WHAT TO PRODUCE
Only the lines holding the string "mnemonic" are needed. Copy each one.

DATA SHOWN
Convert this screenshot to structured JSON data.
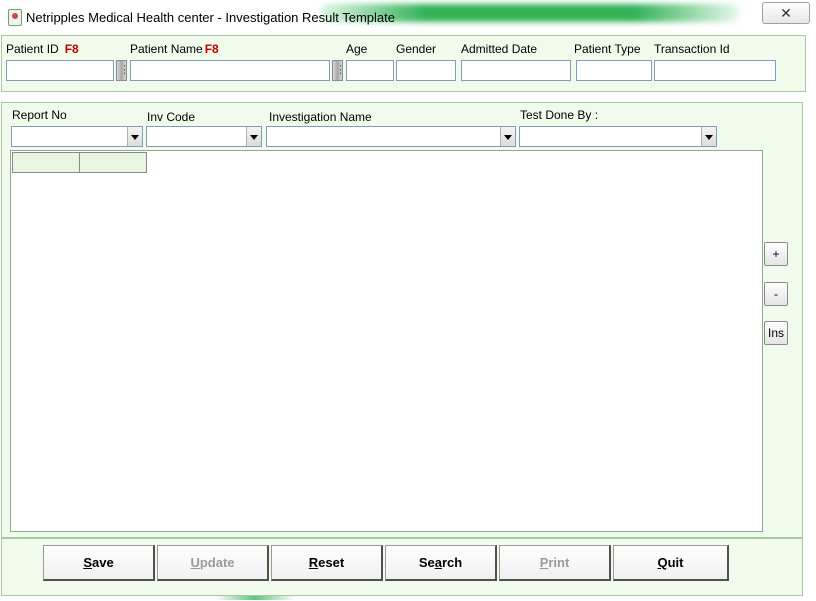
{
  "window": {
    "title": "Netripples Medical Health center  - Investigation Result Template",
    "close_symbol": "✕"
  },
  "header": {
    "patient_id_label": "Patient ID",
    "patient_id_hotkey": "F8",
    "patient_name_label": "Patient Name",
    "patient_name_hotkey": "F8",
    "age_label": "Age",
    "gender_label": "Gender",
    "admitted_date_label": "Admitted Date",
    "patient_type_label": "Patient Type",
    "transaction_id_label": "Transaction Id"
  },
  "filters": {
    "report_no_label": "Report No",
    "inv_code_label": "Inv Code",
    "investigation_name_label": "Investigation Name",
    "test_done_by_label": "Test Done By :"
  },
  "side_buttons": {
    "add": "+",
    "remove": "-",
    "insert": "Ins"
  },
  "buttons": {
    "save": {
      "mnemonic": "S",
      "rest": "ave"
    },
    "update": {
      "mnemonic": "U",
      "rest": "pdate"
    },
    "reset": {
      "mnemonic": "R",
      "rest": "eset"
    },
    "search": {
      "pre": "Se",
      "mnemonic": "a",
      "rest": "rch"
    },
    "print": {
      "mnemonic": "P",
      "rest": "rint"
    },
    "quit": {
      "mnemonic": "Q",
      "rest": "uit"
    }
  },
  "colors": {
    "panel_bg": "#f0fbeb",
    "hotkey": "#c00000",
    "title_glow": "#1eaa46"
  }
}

WRITTEN ANSWER
      "mnemonic": "S",
      "mnemonic": "U",
      "mnemonic": "R",
      "mnemonic": "a",
      "mnemonic": "P",
      "mnemonic": "Q",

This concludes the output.